##### EXTRACTED DATA #####

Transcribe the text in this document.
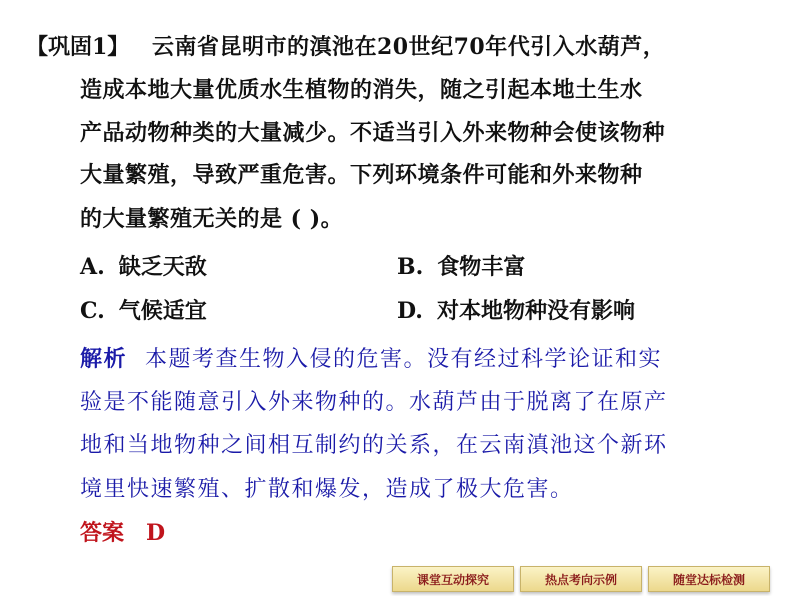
【巩固1】 云南省昆明市的滇池在20世纪70年代引入水葫芦，
造成本地大量优质水生植物的消失，随之引起本地土生水
产品动物种类的大量减少。不适当引入外来物种会使该物种
大量繁殖，导致严重危害。下列环境条件可能和外来物种
的大量繁殖无关的是 ( )。
A. 缺乏天敌	B. 食物丰富
C. 气候适宜	D. 对本地物种没有影响
解析 本题考查生物入侵的危害。没有经过科学论证和实
验是不能随意引入外来物种的。水葫芦由于脱离了在原产
地和当地物种之间相互制约的关系，在云南滇池这个新环
境里快速繁殖、扩散和爆发，造成了极大危害。
答案 D
课堂互动探究	热点考向示例	随堂达标检测
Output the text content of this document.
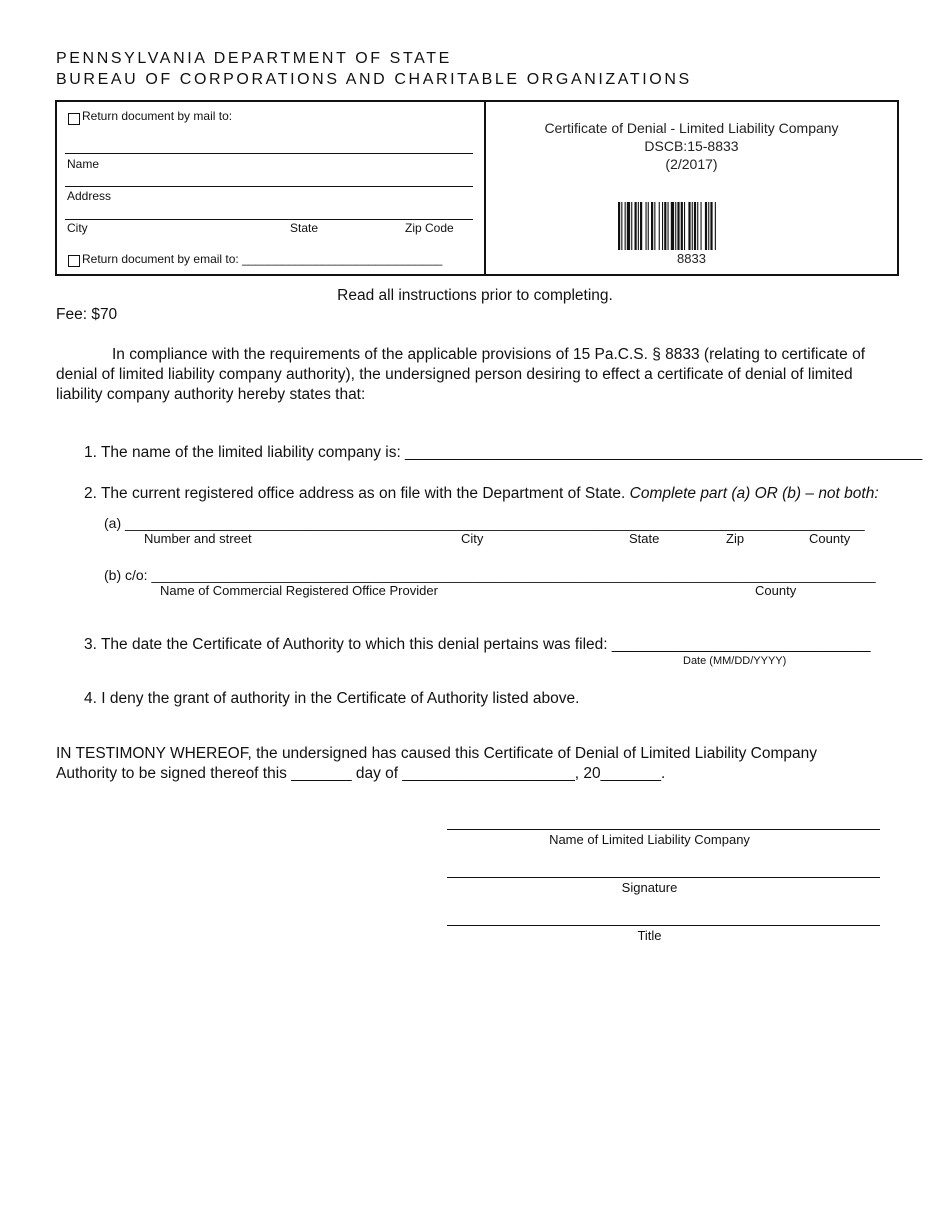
PENNSYLVANIA DEPARTMENT OF STATE
BUREAU OF CORPORATIONS AND CHARITABLE ORGANIZATIONS
Return document by mail to:
Name
Address
City	State	Zip Code
Return document by email to: ______________________________
Certificate of Denial - Limited Liability Company
DSCB:15-8833
(2/2017)
8833
Read all instructions prior to completing.
Fee: $70
In compliance with the requirements of the applicable provisions of 15 Pa.C.S. § 8833 (relating to certificate of denial of limited liability company authority), the undersigned person desiring to effect a certificate of denial of limited liability company authority hereby states that:
1. The name of the limited liability company is: ____________________________________________________________
2. The current registered office address as on file with the Department of State. Complete part (a) OR (b) – not both:
(a) _______________________________________________________________________________________________
Number and street	City	State	Zip	County
(b) c/o: _____________________________________________________________________________________________
Name of Commercial Registered Office Provider	County
3. The date the Certificate of Authority to which this denial pertains was filed: ______________________________
Date (MM/DD/YYYY)
4. I deny the grant of authority in the Certificate of Authority listed above.
IN TESTIMONY WHEREOF, the undersigned has caused this Certificate of Denial of Limited Liability Company
Authority to be signed thereof this _______ day of ____________________, 20_______.
Name of Limited Liability Company
Signature
Title
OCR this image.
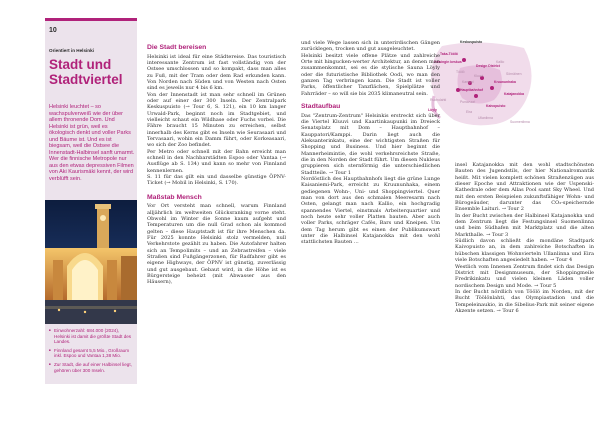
10
Orientiert in Helsinki
Stadt und Stadtviertel

Helsinki leuchtet – so wachspulverweiß wie der über allem thronende Dom. Und Helsinki ist grün, weil es ökologisch denkt und voller Parks und Bäume ist. Und es ist biegsam, weil die Ostsee die Innenstadt-Halbinsel sanft umarmt. Wer die finnische Metropole nur aus den etwas depressiven Filmen von Aki Kaurismäki kennt, der wird verblüfft sein.

■ Einwohnerzahl: 684.000 (2024), Helsinki ist damit die größte Stadt des Landes.
■ Finnland gesamt 5,5 Mio., Großraum inkl. Espoo und Vantaa 1,38 Mio.
■ Zur Stadt, die auf einer Halbinsel liegt, gehören über 300 Inseln.
Keskuspuisto
Taka-Töölö
Helsingin keskus	Kallio
Sörnäinen
Töölö
Kluuvi
Kruununhaka
Katajanokka
Kamppi
Hauptbahnhof
Kaivopuisto
Eira
Ullanlinna
Punavuori
Design District
Löyly
Ruoholahti
Suomenlinna
Die Stadt bereisen

Helsinki ist ideal für eine Städtereise. Das touristisch interessante Zentrum ist fast vollständig von der Ostsee umschlossen und so kompakt, dass man alles zu Fuß, mit der Tram oder dem Rad erkunden kann. Von Norden nach Süden und von Westen nach Osten sind es jeweils nur 4 bis 6 km.

Von der Innenstadt ist man sehr schnell im Grünen oder auf einer der 300 Inseln. Der Zentralpark Keskuspuisto (→ Tour 6, S. 121), ein 10 km langer Urwald-Park, beginnt noch im Stadtgebiet, und vielleicht schaut ein Wildhase oder Fuchs vorbei. Die Fähre braucht 15 Minuten zu erreichen, selbst innerhalb des Kerns gibt es Inseln wie Seurasaari und Tervasaari, wohin ein Damm führt, oder Korkeasaari, wo sich der Zoo befindet.

Per Metro oder schnell mit der Bahn erreicht man schnell in den Nachbarstädten Espoo oder Vantaa (→ Ausflüge ab S. 134) und kann so mehr von Finnland kennenlernen.

S. 11 für das gilt ein und dasselbe günstige ÖPNV-Ticket (→ Mobil in Helsinki, S. 170).

Maßstab Mensch

Vor Ort versteht man schnell, warum Finnland alljährlich im weltweiten Glücksranking vorne steht. Obwohl im Winter die Sonne kaum aufgeht und Temperaturen um die null Grad schon als kommod gelten – diese Hauptstadt ist für ihre Menschen da. Für 2025 konnte Helsinki stolz vermelden, null Verkehrstote gezählt zu haben. Die Autofahrer halten sich an Tempolimits – und an Zebrastreifen – viele Straßen sind Fußgängerzonen, für Radfahrer gibt es eigene Highways, der ÖPNV ist günstig, zuverlässig und gut ausgebaut. Gebaut wird, in die Höhe ist es Bürgersteige beheizt (mit Abwasser aus den Häusern),

und viele Wege lassen sich in unterirdischen Gängen zurücklegen, trocken und gut ausgeleuchtet.

Helsinki besitzt viele offene Plätze und zahlreiche Orte mit hingucken-werter Architektur, an denen man zusammenkommt, sei es die stylische Sauna Löyly oder die futuristische Bibliothek Oodi, wo man den ganzen Tag verbringen kann. Die Stadt ist voller Parks, öffentlicher Tanzflächen, Spielplätze und Fahrräder – so will sie bis 2035 klimaneutral sein.

Stadtaufbau

Das "Zentrum-Zentrum" Helsinkis erstreckt sich über die Viertel Kluuvi und Kaartinkaupunki im Dreieck Senatsplatz mit Dom – Hauptbahnhof – Kauppatori/Kamppi. Darin liegt auch die Aleksanterinkatu, eine der wichtigsten Straßen für Shopping und Business. Und hier beginnt die Mannerheimintie, die wohl verkehrsreichste Straße, die in den Norden der Stadt führt. Um diesen Nukleus gruppieren sich sternförmig die unterschiedlichen Stadtteile. → Tour 1

Nordöstlich des Hauptbahnhofs liegt die grüne Lunge Kaisaniemi-Park, erreicht zu Kruununhaka, einem gediegenen Wohn-, Uni- und Shoppingviertel. Quer man von dort aus den schmalen Meeresarm nach Osten, gelangt man nach Kallio, ein hochgradig spannendes Viertel, einstmals Arbeiterquartier und noch heute sehr voller Platten bauten. Aber auch voller Parks, schräger Cafés, Bars und Kneipen. Um dem Tag herum gibt es einen der Publikumswart unter die Halbinsel Katajanokka mit den wohl stattlichsten Bauten …

insel Katajanokka mit den wohl stadtschönsten Bauten des Jugendstils, der hier Nationalromantik heißt. Mit vielen komplett schönen Straßenzügen aus dieser Epoche und Attraktionen wie der Uspenski-Kathedrale oder dem Allas Pool samt Sky Wheel. Und mit den ersten Beispielen zukunftsfähiger Wohn- und Bürogeäuder, darunter das CO₂-speichernde Ensemble Laituri. → Tour 2

In der Bucht zwischen der Halbinsel Katajanokka und dem Zentrum liegt die Festungsinsel Suomenlinna und beim Südhafen mit Marktplatz und die alten Markthalle. → Tour 3

Südlich davon schließt die mondäne Stadtpark Kaivopuisto an, in dem zahlreiche Botschaften in hübschen klassigen Wohnvierteln Ullanlinna und Eira viele Botschaften angesiedelt haben. → Tour 4

Westlich vom Innenen Zentrum findet sich das Design District mit Designmuseum, der Shoppingmeile Fredrikinkatu und vielen kleinen Läden voller nordischem Design und Mode. → Tour 5

In der Bucht nördlich von Töölö im Norden, mit der Bucht Töölönlahti, das Olympiastadion und die Tempeleinaukio, in die Sibelius-Park mit seiner eigene Akzente setzen. → Tour 6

#####

◆ PROBLEM STATEMENT: How many lines in the records above contain the word "Vantaa"? Reply with the number alone.

◆ RESULT OF THIS EXERCISE: 2